====== Data excerpts
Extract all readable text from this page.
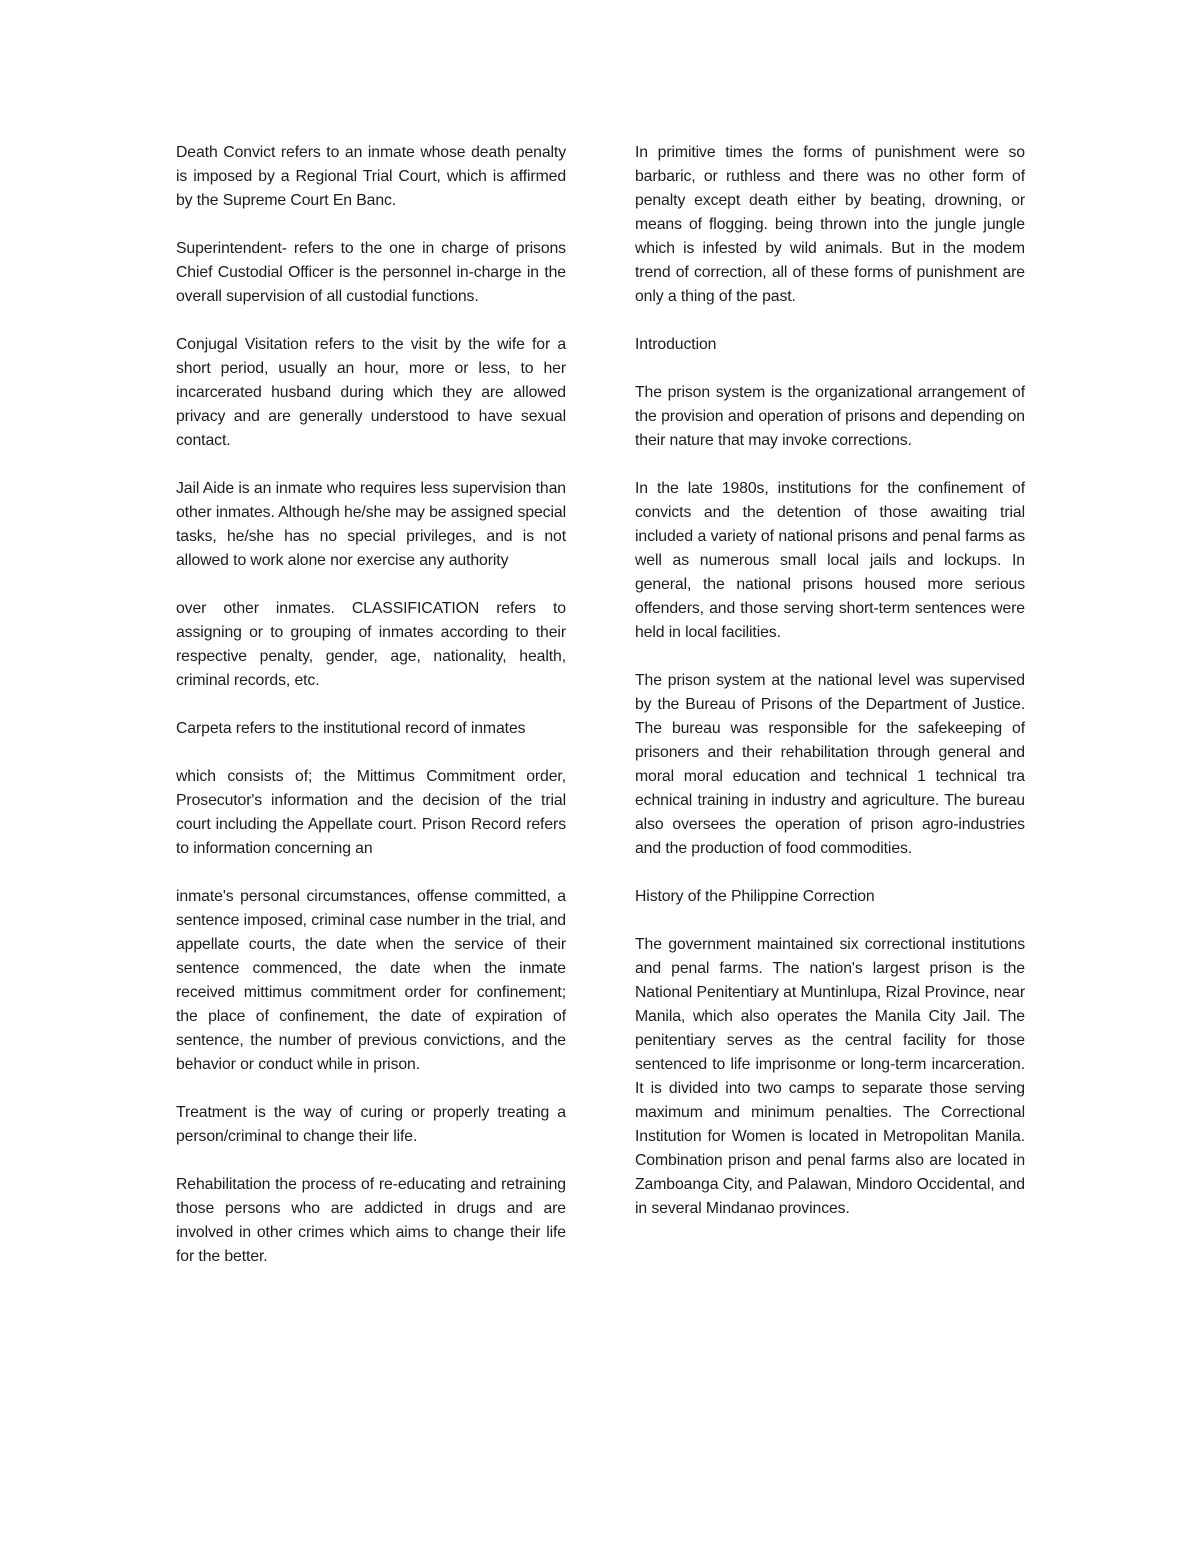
Death Convict refers to an inmate whose death penalty is imposed by a Regional Trial Court, which is affirmed by the Supreme Court En Banc.

Superintendent- refers to the one in charge of prisons Chief Custodial Officer is the personnel in-charge in the overall supervision of all custodial functions.

Conjugal Visitation refers to the visit by the wife for a short period, usually an hour, more or less, to her incarcerated husband during which they are allowed privacy and are generally understood to have sexual contact.

Jail Aide is an inmate who requires less supervision than other inmates. Although he/she may be assigned special tasks, he/she has no special privileges, and is not allowed to work alone nor exercise any authority

over other inmates. CLASSIFICATION refers to assigning or to grouping of inmates according to their respective penalty, gender, age, nationality, health, criminal records, etc.

Carpeta refers to the institutional record of inmates

which consists of; the Mittimus Commitment order, Prosecutor's information and the decision of the trial court including the Appellate court. Prison Record refers to information concerning an

inmate's personal circumstances, offense committed, a sentence imposed, criminal case number in the trial, and appellate courts, the date when the service of their sentence commenced, the date when the inmate received mittimus commitment order for confinement; the place of confinement, the date of expiration of sentence, the number of previous convictions, and the behavior or conduct while in prison.

Treatment is the way of curing or properly treating a person/criminal to change their life.

Rehabilitation the process of re-educating and retraining those persons who are addicted in drugs and are involved in other crimes which aims to change their life for the better.

In primitive times the forms of punishment were so barbaric, or ruthless and there was no other form of penalty except death either by beating, drowning, or means of flogging. being thrown into the jungle jungle which is infested by wild animals. But in the modem trend of correction, all of these forms of punishment are only a thing of the past.

Introduction

The prison system is the organizational arrangement of the provision and operation of prisons and depending on their nature that may invoke corrections.

In the late 1980s, institutions for the confinement of convicts and the detention of those awaiting trial included a variety of national prisons and penal farms as well as numerous small local jails and lockups. In general, the national prisons housed more serious offenders, and those serving short-term sentences were held in local facilities.

The prison system at the national level was supervised by the Bureau of Prisons of the Department of Justice. The bureau was responsible for the safekeeping of prisoners and their rehabilitation through general and moral moral education and technical 1 technical tra echnical training in industry and agriculture. The bureau also oversees the operation of prison agro-industries and the production of food commodities.

History of the Philippine Correction

The government maintained six correctional institutions and penal farms. The nation's largest prison is the National Penitentiary at Muntinlupa, Rizal Province, near Manila, which also operates the Manila City Jail. The penitentiary serves as the central facility for those sentenced to life imprisonme or long-term incarceration. It is divided into two camps to separate those serving maximum and minimum penalties. The Correctional Institution for Women is located in Metropolitan Manila. Combination prison and penal farms also are located in Zamboanga City, and Palawan, Mindoro Occidental, and in several Mindanao provinces.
============
▸ **The task**
Send back the data above word for word, with the pictures left out.

▸ **Result below**
Extract all readable text from this page.
Death Convict refers to an inmate whose death penalty is imposed by a Regional Trial Court, which is affirmed by the Supreme Court En Banc.

Superintendent- refers to the one in charge of prisons Chief Custodial Officer is the personnel in-charge in the overall supervision of all custodial functions.

Conjugal Visitation refers to the visit by the wife for a short period, usually an hour, more or less, to her incarcerated husband during which they are allowed privacy and are generally understood to have sexual contact.

Jail Aide is an inmate who requires less supervision than other inmates. Although he/she may be assigned special tasks, he/she has no special privileges, and is not allowed to work alone nor exercise any authority

over other inmates. CLASSIFICATION refers to assigning or to grouping of inmates according to their respective penalty, gender, age, nationality, health, criminal records, etc.

Carpeta refers to the institutional record of inmates

which consists of; the Mittimus Commitment order, Prosecutor's information and the decision of the trial court including the Appellate court. Prison Record refers to information concerning an

inmate's personal circumstances, offense committed, a sentence imposed, criminal case number in the trial, and appellate courts, the date when the service of their sentence commenced, the date when the inmate received mittimus commitment order for confinement; the place of confinement, the date of expiration of sentence, the number of previous convictions, and the behavior or conduct while in prison.

Treatment is the way of curing or properly treating a person/criminal to change their life.

Rehabilitation the process of re-educating and retraining those persons who are addicted in drugs and are involved in other crimes which aims to change their life for the better.

In primitive times the forms of punishment were so barbaric, or ruthless and there was no other form of penalty except death either by beating, drowning, or means of flogging. being thrown into the jungle jungle which is infested by wild animals. But in the modem trend of correction, all of these forms of punishment are only a thing of the past.

Introduction

The prison system is the organizational arrangement of the provision and operation of prisons and depending on their nature that may invoke corrections.

In the late 1980s, institutions for the confinement of convicts and the detention of those awaiting trial included a variety of national prisons and penal farms as well as numerous small local jails and lockups. In general, the national prisons housed more serious offenders, and those serving short-term sentences were held in local facilities.

The prison system at the national level was supervised by the Bureau of Prisons of the Department of Justice. The bureau was responsible for the safekeeping of prisoners and their rehabilitation through general and moral moral education and technical 1 technical tra echnical training in industry and agriculture. The bureau also oversees the operation of prison agro-industries and the production of food commodities.

History of the Philippine Correction

The government maintained six correctional institutions and penal farms. The nation's largest prison is the National Penitentiary at Muntinlupa, Rizal Province, near Manila, which also operates the Manila City Jail. The penitentiary serves as the central facility for those sentenced to life imprisonme or long-term incarceration. It is divided into two camps to separate those serving maximum and minimum penalties. The Correctional Institution for Women is located in Metropolitan Manila. Combination prison and penal farms also are located in Zamboanga City, and Palawan, Mindoro Occidental, and in several Mindanao provinces.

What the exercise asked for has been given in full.